> _AIM OF THE EXERCISE_: From the entries below, copy every line where the string "list" appears.

> _RECORDS PROVIDED_:

================

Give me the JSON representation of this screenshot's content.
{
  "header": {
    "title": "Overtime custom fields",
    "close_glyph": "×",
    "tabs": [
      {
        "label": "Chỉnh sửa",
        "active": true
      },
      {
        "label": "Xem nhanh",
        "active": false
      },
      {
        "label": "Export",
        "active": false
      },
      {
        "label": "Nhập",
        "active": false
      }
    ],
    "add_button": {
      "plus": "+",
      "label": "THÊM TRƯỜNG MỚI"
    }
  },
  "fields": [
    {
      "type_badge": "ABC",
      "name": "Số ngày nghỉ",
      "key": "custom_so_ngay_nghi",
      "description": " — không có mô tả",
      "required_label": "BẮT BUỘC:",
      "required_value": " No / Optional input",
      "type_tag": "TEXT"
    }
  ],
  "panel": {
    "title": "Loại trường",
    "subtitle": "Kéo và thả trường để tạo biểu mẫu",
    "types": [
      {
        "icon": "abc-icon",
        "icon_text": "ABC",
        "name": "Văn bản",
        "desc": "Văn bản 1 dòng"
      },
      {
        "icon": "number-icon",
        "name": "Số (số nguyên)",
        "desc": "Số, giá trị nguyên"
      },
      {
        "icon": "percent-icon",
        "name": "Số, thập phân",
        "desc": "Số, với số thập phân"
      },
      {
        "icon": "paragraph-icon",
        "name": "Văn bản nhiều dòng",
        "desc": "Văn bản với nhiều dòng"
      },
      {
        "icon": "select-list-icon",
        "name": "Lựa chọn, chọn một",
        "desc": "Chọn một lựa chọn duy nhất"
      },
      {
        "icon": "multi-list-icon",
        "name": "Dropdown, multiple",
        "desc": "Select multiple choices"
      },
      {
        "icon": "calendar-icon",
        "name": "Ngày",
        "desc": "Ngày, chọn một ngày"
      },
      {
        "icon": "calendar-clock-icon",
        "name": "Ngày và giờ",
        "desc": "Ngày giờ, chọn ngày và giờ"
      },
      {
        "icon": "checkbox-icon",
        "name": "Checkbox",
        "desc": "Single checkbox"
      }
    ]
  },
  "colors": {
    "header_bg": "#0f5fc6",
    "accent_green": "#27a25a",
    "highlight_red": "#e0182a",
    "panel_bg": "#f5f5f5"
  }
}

================

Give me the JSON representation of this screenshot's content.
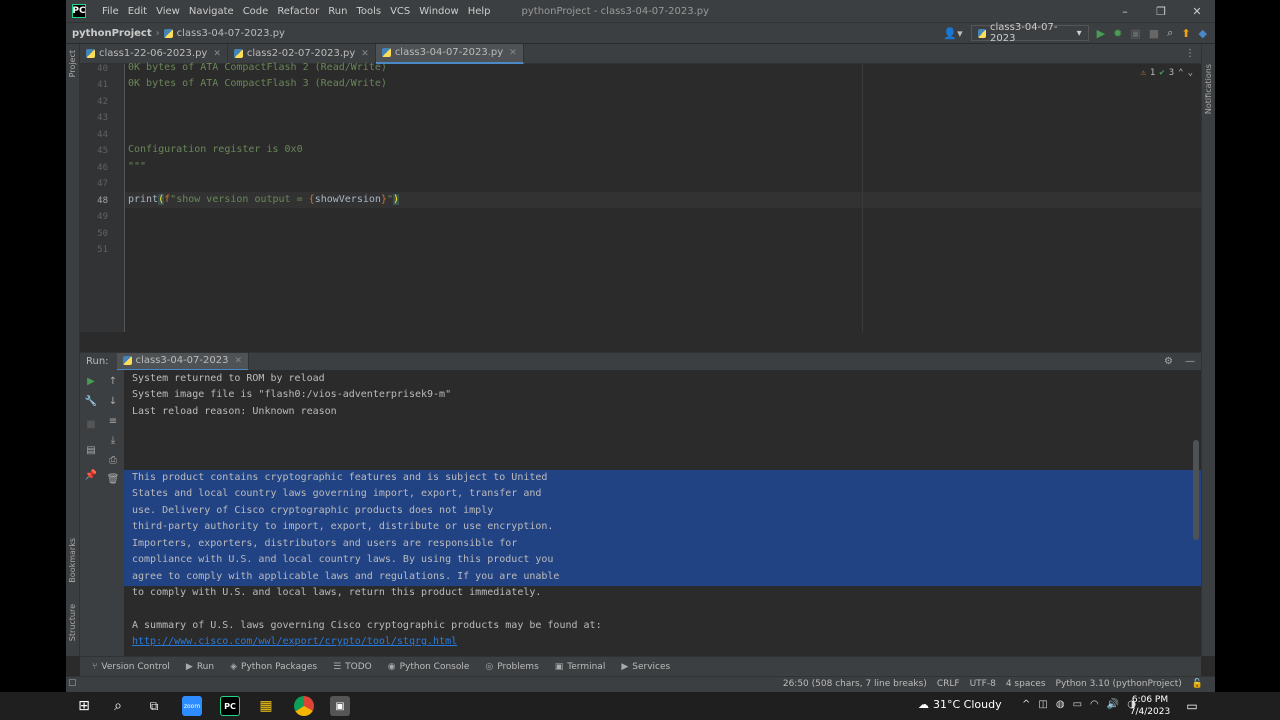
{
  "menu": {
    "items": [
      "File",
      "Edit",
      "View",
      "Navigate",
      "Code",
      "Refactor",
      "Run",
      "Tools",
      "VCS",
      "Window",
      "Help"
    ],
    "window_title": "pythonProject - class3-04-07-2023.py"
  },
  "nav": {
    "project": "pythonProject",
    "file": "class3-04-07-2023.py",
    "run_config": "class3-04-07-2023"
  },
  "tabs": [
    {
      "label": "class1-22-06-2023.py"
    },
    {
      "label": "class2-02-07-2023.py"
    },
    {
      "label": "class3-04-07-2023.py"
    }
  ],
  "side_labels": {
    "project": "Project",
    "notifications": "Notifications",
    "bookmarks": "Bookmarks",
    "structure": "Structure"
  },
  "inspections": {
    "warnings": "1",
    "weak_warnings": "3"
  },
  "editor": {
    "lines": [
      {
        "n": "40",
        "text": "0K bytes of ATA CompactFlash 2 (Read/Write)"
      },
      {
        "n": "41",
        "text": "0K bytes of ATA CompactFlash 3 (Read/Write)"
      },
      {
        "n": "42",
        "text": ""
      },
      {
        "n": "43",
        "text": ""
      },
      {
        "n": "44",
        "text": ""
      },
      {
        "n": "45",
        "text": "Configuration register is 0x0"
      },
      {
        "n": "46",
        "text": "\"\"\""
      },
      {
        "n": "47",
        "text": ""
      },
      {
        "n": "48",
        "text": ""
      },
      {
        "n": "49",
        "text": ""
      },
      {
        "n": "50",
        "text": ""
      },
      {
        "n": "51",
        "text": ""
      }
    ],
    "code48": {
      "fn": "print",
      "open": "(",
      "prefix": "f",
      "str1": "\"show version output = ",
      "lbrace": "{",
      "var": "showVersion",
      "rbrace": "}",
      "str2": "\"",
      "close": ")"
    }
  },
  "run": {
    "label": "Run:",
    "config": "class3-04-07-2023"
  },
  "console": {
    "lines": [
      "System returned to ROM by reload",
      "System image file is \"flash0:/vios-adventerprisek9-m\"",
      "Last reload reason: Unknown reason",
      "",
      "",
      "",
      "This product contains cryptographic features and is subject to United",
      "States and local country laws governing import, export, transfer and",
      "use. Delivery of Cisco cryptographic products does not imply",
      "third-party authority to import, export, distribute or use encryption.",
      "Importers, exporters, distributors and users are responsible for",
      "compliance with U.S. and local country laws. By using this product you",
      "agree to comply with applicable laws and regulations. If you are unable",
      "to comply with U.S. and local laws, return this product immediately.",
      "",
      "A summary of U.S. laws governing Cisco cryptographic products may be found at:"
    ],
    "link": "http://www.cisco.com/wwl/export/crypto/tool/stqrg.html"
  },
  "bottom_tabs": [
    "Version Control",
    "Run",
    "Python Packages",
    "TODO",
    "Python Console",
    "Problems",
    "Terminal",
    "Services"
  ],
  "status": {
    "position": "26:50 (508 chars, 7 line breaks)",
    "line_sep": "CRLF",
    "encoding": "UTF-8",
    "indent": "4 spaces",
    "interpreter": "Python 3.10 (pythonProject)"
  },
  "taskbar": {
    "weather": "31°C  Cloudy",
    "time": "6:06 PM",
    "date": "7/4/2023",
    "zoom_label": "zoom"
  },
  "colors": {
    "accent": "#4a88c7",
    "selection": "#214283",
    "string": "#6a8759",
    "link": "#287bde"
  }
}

================

> _CORRECT ANSWER_:
        "icon": "select-list-icon",
        "icon": "multi-list-icon",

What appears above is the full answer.